### CONSIGNES
1 - D'après le texte sur l'Évolution, pour quelle raison peut-on affirmer que l'Univers est en genèse ?
2 - Reproduisez à l'identique les entrées, depuis leur toute première ligne jusqu'à la ligne contenant « x-tick-label: 2013 <box>24 329 64 343</box> », celle-ci comprise.

### TEXTE À LIRE

──────────────────────────────

Lorsqu’il aborde l’Évolution, son souci est de rechercher le sens de cette évolution, « sans quitter le domaine des faits scientifiques ». Il arrive à une première constatation : « L’Univers n’est pas une chose “posée là” mais une série de choses qui sont en train d’être créées les unes à partir des autres ». L’Univers est donc en genèse.
Poursuivant son étude, il dégage une loi de récurrence : la loi de complexité-conscience. « Au cours du temps, la matière s’est orientée vers des états de plus en plus complexes et de plus en plus improbables et l’émergence de la conscience se trouve expérimentalement liée à cette augmentation de complexité ». Cette augmentation conduit au paramètre de céphalisation. « Quel que soit le groupe animal dont on étudie l’évolution, c’est un fait remarquable que, dans tous les cas, le système nerveux s’accroît avec le temps en volume et en arrangement et, simultanément se concentre dans la région antérieure, céphalique du corps. »

──────────────────────────────

### DONNÉES FOURNIES
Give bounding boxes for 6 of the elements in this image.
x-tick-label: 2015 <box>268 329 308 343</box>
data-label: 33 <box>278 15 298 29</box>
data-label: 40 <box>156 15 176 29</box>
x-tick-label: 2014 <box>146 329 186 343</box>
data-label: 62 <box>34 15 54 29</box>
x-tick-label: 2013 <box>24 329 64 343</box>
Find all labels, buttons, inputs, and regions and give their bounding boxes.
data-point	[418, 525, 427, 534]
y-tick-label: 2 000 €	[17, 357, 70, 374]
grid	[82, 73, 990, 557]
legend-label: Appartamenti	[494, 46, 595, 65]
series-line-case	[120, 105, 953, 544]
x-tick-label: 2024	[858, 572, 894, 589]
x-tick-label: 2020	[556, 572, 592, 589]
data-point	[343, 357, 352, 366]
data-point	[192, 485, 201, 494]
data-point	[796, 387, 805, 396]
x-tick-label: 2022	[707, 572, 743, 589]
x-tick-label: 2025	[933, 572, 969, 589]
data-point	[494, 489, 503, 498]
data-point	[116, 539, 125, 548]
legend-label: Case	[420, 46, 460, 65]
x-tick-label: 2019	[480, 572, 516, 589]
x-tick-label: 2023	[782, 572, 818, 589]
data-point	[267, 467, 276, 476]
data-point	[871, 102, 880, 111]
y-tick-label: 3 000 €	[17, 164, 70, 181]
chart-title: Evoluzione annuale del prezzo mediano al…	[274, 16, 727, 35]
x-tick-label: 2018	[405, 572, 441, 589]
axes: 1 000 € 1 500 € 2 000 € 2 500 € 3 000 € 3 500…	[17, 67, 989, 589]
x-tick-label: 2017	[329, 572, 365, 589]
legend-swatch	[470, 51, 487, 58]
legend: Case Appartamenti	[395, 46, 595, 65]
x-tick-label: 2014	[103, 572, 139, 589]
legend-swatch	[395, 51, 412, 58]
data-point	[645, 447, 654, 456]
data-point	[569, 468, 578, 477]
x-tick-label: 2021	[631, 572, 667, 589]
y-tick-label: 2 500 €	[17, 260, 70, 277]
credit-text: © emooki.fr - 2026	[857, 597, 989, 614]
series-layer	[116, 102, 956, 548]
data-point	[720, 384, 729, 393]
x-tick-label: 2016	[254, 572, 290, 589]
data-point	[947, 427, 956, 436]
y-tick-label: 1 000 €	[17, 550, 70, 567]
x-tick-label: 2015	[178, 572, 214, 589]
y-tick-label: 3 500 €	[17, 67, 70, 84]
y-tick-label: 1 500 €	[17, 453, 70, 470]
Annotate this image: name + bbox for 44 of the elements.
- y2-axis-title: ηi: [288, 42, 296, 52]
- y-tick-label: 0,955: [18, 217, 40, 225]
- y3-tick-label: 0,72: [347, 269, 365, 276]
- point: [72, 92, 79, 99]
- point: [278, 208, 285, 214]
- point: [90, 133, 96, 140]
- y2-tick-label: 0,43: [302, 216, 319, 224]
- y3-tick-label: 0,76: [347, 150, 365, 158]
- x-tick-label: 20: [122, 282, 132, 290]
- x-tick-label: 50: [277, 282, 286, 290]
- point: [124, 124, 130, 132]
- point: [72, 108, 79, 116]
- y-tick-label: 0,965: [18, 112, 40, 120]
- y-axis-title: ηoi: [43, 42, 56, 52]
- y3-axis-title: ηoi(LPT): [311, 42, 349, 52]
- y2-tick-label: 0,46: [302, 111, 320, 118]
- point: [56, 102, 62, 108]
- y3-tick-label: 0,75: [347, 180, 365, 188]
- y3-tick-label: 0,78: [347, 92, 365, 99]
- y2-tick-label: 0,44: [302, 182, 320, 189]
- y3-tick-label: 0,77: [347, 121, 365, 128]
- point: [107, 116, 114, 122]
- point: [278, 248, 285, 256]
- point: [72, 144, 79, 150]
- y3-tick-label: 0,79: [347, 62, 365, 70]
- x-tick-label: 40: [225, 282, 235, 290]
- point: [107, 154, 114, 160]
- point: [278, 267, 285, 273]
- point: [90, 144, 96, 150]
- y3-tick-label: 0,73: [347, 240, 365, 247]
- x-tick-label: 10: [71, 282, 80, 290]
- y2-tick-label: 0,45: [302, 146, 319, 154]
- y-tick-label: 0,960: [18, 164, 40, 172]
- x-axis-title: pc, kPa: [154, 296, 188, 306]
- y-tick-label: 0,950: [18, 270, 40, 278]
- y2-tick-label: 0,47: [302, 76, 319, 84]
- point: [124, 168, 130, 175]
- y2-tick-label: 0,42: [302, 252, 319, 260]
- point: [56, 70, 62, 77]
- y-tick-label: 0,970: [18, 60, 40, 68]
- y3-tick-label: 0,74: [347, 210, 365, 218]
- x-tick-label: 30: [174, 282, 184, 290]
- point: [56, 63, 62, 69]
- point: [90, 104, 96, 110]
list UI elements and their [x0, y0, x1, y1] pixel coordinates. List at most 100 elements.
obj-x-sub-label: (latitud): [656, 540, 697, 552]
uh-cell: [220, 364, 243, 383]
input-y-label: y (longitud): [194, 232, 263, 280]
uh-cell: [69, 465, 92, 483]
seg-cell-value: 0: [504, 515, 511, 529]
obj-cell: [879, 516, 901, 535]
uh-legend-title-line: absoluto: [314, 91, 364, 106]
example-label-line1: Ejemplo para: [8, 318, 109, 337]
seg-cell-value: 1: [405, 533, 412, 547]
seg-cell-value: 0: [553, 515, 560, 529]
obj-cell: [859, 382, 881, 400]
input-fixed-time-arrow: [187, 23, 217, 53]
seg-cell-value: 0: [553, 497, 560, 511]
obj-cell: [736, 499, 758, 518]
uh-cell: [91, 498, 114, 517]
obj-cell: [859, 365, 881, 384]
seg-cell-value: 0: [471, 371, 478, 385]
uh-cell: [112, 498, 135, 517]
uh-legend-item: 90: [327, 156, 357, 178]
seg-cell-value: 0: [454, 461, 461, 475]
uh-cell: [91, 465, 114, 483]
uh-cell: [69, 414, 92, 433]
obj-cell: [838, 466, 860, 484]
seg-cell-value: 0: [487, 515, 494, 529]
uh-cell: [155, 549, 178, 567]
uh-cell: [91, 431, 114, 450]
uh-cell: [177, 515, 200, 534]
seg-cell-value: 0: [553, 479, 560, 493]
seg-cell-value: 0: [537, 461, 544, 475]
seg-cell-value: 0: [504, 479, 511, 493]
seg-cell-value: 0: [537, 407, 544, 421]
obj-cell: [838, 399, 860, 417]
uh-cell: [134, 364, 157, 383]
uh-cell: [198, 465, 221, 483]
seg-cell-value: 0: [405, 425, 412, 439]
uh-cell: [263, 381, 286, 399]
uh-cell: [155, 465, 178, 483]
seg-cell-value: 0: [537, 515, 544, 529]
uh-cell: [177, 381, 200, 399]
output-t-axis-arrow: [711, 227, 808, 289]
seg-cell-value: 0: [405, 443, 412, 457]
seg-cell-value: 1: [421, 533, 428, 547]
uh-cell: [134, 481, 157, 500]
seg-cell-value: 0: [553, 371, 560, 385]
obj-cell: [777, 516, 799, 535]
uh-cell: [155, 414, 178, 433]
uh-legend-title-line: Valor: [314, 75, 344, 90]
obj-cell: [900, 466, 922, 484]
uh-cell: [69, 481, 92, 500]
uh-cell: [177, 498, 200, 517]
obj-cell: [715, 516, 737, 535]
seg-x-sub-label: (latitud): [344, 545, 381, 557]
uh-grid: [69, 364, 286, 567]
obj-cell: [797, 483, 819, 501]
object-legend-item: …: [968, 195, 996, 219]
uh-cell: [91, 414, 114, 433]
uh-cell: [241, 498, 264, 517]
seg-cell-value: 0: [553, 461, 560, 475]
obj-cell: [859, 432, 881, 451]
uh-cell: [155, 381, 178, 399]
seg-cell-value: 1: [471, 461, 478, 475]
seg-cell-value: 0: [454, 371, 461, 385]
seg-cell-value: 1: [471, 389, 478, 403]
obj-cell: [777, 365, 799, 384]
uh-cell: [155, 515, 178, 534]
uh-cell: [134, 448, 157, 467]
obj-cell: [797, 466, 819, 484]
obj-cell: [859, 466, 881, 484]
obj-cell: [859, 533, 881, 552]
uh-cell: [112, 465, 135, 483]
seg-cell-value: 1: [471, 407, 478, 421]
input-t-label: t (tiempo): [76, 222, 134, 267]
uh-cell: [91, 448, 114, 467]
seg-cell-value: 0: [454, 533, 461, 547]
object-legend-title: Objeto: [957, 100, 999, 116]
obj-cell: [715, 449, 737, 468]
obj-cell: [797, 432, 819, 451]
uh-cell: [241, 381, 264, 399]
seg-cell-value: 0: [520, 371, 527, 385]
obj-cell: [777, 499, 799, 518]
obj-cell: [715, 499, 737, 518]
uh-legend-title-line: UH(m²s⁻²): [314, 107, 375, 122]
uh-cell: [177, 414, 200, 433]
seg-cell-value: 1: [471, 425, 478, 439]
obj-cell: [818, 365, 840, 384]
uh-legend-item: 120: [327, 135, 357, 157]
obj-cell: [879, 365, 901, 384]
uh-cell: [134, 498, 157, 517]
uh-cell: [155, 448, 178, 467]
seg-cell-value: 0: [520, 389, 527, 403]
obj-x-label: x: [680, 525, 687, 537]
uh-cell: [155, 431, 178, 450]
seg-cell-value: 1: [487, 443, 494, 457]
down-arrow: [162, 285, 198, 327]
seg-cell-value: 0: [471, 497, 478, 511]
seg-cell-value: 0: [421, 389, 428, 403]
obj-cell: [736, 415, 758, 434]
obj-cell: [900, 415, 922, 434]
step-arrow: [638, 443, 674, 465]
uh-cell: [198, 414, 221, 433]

──────────────────────────────

### CORRIGÉ DÉTAILLÉ
1 - L'Univers est en genèse parce qu'il n'est pas une chose « posée là », mais une série de choses qui sont en train d'être créées les unes à partir des autres.

2 -
Give bounding boxes for 6 of the elements in this image.
x-tick-label: 2015 <box>268 329 308 343</box>
data-label: 33 <box>278 15 298 29</box>
data-label: 40 <box>156 15 176 29</box>
x-tick-label: 2014 <box>146 329 186 343</box>
data-label: 62 <box>34 15 54 29</box>
x-tick-label: 2013 <box>24 329 64 343</box>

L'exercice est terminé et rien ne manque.